Requirement:
Copy the records out again in full, keeping them identical.

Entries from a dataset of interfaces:

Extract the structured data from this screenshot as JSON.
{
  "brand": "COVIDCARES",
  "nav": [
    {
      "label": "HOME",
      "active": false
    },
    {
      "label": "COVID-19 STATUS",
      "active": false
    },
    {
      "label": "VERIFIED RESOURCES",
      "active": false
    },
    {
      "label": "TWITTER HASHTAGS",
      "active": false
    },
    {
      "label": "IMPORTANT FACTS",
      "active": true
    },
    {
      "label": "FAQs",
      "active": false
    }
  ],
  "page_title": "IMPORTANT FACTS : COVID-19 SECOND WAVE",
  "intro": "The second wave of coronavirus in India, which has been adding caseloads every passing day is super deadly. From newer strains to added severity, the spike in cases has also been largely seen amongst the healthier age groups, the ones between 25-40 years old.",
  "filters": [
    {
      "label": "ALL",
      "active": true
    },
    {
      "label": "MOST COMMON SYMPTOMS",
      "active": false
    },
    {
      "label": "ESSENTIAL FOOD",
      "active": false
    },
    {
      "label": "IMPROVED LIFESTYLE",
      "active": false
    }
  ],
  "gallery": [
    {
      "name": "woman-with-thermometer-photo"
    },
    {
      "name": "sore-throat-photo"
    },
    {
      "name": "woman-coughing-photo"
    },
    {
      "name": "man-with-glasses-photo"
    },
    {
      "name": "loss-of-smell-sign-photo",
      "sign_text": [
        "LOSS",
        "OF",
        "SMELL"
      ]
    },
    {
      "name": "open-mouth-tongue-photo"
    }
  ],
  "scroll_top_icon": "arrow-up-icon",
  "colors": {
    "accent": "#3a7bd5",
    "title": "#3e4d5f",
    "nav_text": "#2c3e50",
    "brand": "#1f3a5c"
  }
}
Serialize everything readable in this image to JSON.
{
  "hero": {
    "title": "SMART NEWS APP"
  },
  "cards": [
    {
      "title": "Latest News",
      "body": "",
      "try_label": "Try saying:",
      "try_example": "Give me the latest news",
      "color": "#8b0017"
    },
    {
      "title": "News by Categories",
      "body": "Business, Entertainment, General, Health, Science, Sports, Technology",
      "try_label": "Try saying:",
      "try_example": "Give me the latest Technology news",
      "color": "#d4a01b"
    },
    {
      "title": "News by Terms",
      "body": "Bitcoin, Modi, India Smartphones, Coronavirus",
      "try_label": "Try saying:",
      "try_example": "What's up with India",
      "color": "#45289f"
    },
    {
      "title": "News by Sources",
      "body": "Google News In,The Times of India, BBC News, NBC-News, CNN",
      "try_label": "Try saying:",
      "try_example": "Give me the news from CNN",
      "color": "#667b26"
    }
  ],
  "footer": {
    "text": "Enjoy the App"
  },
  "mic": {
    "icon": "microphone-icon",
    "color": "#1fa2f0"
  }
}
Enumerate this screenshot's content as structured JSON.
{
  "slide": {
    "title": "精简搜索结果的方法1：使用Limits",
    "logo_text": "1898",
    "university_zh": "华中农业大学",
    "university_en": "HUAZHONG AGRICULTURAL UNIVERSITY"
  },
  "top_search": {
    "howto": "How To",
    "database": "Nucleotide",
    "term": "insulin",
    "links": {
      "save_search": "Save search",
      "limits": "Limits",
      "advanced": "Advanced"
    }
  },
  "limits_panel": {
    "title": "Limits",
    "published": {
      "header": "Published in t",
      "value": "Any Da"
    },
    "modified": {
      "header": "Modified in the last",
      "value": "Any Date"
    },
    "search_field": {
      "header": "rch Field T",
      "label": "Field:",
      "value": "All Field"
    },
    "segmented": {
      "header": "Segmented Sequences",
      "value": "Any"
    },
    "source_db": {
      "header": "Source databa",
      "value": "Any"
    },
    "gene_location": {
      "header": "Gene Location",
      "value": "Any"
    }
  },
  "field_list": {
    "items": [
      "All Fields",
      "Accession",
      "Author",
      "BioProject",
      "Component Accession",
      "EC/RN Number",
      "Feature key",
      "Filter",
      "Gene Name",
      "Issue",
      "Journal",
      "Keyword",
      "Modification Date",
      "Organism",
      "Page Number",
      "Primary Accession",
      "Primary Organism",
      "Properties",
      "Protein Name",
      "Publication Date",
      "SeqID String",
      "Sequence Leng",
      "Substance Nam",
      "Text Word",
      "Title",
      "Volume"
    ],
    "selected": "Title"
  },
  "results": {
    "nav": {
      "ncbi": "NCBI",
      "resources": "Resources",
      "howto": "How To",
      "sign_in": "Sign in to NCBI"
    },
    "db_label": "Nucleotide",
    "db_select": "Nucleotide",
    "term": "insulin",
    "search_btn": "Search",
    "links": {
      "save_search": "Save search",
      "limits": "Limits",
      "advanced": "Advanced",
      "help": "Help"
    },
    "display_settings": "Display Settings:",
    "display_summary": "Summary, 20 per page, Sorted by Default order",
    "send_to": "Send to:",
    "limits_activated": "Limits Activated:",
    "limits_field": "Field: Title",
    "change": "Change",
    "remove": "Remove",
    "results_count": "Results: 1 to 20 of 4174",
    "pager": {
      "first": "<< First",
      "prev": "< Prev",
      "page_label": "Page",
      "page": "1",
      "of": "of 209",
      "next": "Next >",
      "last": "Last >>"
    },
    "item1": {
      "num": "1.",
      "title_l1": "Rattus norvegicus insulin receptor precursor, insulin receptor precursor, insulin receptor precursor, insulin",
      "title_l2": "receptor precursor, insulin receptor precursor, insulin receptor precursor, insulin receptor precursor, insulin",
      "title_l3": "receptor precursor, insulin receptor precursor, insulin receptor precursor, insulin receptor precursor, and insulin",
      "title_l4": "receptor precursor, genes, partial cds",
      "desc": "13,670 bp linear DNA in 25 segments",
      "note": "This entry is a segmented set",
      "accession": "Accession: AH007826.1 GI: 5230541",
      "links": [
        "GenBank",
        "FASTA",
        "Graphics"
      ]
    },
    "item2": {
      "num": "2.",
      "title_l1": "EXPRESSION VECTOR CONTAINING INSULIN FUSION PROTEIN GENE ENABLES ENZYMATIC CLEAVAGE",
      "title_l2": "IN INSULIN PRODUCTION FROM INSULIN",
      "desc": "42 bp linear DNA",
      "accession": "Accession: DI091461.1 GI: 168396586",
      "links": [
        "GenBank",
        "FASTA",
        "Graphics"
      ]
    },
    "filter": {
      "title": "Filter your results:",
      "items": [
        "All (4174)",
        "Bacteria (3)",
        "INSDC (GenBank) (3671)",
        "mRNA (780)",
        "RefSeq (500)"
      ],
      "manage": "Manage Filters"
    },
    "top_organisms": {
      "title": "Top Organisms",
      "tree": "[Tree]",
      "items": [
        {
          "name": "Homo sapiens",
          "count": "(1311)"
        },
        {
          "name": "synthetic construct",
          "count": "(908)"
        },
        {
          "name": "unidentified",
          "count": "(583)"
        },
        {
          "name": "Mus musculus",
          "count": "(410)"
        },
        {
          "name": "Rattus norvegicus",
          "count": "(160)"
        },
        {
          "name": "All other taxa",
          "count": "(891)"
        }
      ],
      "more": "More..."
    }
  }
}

Task output:
Extract the structured data from this screenshot as JSON.
{
  "brand": "COVIDCARES",
  "nav": [
    {
      "label": "HOME",
      "active": false
    },
    {
      "label": "COVID-19 STATUS",
      "active": false
    },
    {
      "label": "VERIFIED RESOURCES",
      "active": false
    },
    {
      "label": "TWITTER HASHTAGS",
      "active": false
    },
    {
      "label": "IMPORTANT FACTS",
      "active": true
    },
    {
      "label": "FAQs",
      "active": false
    }
  ],
  "page_title": "IMPORTANT FACTS : COVID-19 SECOND WAVE",
  "intro": "The second wave of coronavirus in India, which has been adding caseloads every passing day is super deadly. From newer strains to added severity, the spike in cases has also been largely seen amongst the healthier age groups, the ones between 25-40 years old.",
  "filters": [
    {
      "label": "ALL",
      "active": true
    },
    {
      "label": "MOST COMMON SYMPTOMS",
      "active": false
    },
    {
      "label": "ESSENTIAL FOOD",
      "active": false
    },
    {
      "label": "IMPROVED LIFESTYLE",
      "active": false
    }
  ],
  "gallery": [
    {
      "name": "woman-with-thermometer-photo"
    },
    {
      "name": "sore-throat-photo"
    },
    {
      "name": "woman-coughing-photo"
    },
    {
      "name": "man-with-glasses-photo"
    },
    {
      "name": "loss-of-smell-sign-photo",
      "sign_text": [
        "LOSS",
        "OF",
        "SMELL"
      ]
    },
    {
      "name": "open-mouth-tongue-photo"
    }
  ],
  "scroll_top_icon": "arrow-up-icon",
  "colors": {
    "accent": "#3a7bd5",
    "title": "#3e4d5f",
    "nav_text": "#2c3e50",
    "brand": "#1f3a5c"
  }
}
Serialize everything readable in this image to JSON.
{
  "hero": {
    "title": "SMART NEWS APP"
  },
  "cards": [
    {
      "title": "Latest News",
      "body": "",
      "try_label": "Try saying:",
      "try_example": "Give me the latest news",
      "color": "#8b0017"
    },
    {
      "title": "News by Categories",
      "body": "Business, Entertainment, General, Health, Science, Sports, Technology",
      "try_label": "Try saying:",
      "try_example": "Give me the latest Technology news",
      "color": "#d4a01b"
    },
    {
      "title": "News by Terms",
      "body": "Bitcoin, Modi, India Smartphones, Coronavirus",
      "try_label": "Try saying:",
      "try_example": "What's up with India",
      "color": "#45289f"
    },
    {
      "title": "News by Sources",
      "body": "Google News In,The Times of India, BBC News, NBC-News, CNN",
      "try_label": "Try saying:",
      "try_example": "Give me the news from CNN",
      "color": "#667b26"
    }
  ],
  "footer": {
    "text": "Enjoy the App"
  },
  "mic": {
    "icon": "microphone-icon",
    "color": "#1fa2f0"
  }
}
Enumerate this screenshot's content as structured JSON.
{
  "slide": {
    "title": "精简搜索结果的方法1：使用Limits",
    "logo_text": "1898",
    "university_zh": "华中农业大学",
    "university_en": "HUAZHONG AGRICULTURAL UNIVERSITY"
  },
  "top_search": {
    "howto": "How To",
    "database": "Nucleotide",
    "term": "insulin",
    "links": {
      "save_search": "Save search",
      "limits": "Limits",
      "advanced": "Advanced"
    }
  },
  "limits_panel": {
    "title": "Limits",
    "published": {
      "header": "Published in t",
      "value": "Any Da"
    },
    "modified": {
      "header": "Modified in the last",
      "value": "Any Date"
    },
    "search_field": {
      "header": "rch Field T",
      "label": "Field:",
      "value": "All Field"
    },
    "segmented": {
      "header": "Segmented Sequences",
      "value": "Any"
    },
    "source_db": {
      "header": "Source databa",
      "value": "Any"
    },
    "gene_location": {
      "header": "Gene Location",
      "value": "Any"
    }
  },
  "field_list": {
    "items": [
      "All Fields",
      "Accession",
      "Author",
      "BioProject",
      "Component Accession",
      "EC/RN Number",
      "Feature key",
      "Filter",
      "Gene Name",
      "Issue",
      "Journal",
      "Keyword",
      "Modification Date",
      "Organism",
      "Page Number",
      "Primary Accession",
      "Primary Organism",
      "Properties",
      "Protein Name",
      "Publication Date",
      "SeqID String",
      "Sequence Leng",
      "Substance Nam",
      "Text Word",
      "Title",
      "Volume"
    ],
    "selected": "Title"
  },
  "results": {
    "nav": {
      "ncbi": "NCBI",
      "resources": "Resources",
      "howto": "How To",
      "sign_in": "Sign in to NCBI"
    },
    "db_label": "Nucleotide",
    "db_select": "Nucleotide",
    "term": "insulin",
    "search_btn": "Search",
    "links": {
      "save_search": "Save search",
      "limits": "Limits",
      "advanced": "Advanced",
      "help": "Help"
    },
    "display_settings": "Display Settings:",
    "display_summary": "Summary, 20 per page, Sorted by Default order",
    "send_to": "Send to:",
    "limits_activated": "Limits Activated:",
    "limits_field": "Field: Title",
    "change": "Change",
    "remove": "Remove",
    "results_count": "Results: 1 to 20 of 4174",
    "pager": {
      "first": "<< First",
      "prev": "< Prev",
      "page_label": "Page",
      "page": "1",
      "of": "of 209",
      "next": "Next >",
      "last": "Last >>"
    },
    "item1": {
      "num": "1.",
      "title_l1": "Rattus norvegicus insulin receptor precursor, insulin receptor precursor, insulin receptor precursor, insulin",
      "title_l2": "receptor precursor, insulin receptor precursor, insulin receptor precursor, insulin receptor precursor, insulin",
      "title_l3": "receptor precursor, insulin receptor precursor, insulin receptor precursor, insulin receptor precursor, and insulin",
      "title_l4": "receptor precursor, genes, partial cds",
      "desc": "13,670 bp linear DNA in 25 segments",
      "note": "This entry is a segmented set",
      "accession": "Accession: AH007826.1 GI: 5230541",
      "links": [
        "GenBank",
        "FASTA",
        "Graphics"
      ]
    },
    "item2": {
      "num": "2.",
      "title_l1": "EXPRESSION VECTOR CONTAINING INSULIN FUSION PROTEIN GENE ENABLES ENZYMATIC CLEAVAGE",
      "title_l2": "IN INSULIN PRODUCTION FROM INSULIN",
      "desc": "42 bp linear DNA",
      "accession": "Accession: DI091461.1 GI: 168396586",
      "links": [
        "GenBank",
        "FASTA",
        "Graphics"
      ]
    },
    "filter": {
      "title": "Filter your results:",
      "items": [
        "All (4174)",
        "Bacteria (3)",
        "INSDC (GenBank) (3671)",
        "mRNA (780)",
        "RefSeq (500)"
      ],
      "manage": "Manage Filters"
    },
    "top_organisms": {
      "title": "Top Organisms",
      "tree": "[Tree]",
      "items": [
        {
          "name": "Homo sapiens",
          "count": "(1311)"
        },
        {
          "name": "synthetic construct",
          "count": "(908)"
        },
        {
          "name": "unidentified",
          "count": "(583)"
        },
        {
          "name": "Mus musculus",
          "count": "(410)"
        },
        {
          "name": "Rattus norvegicus",
          "count": "(160)"
        },
        {
          "name": "All other taxa",
          "count": "(891)"
        }
      ],
      "more": "More..."
    }
  }
}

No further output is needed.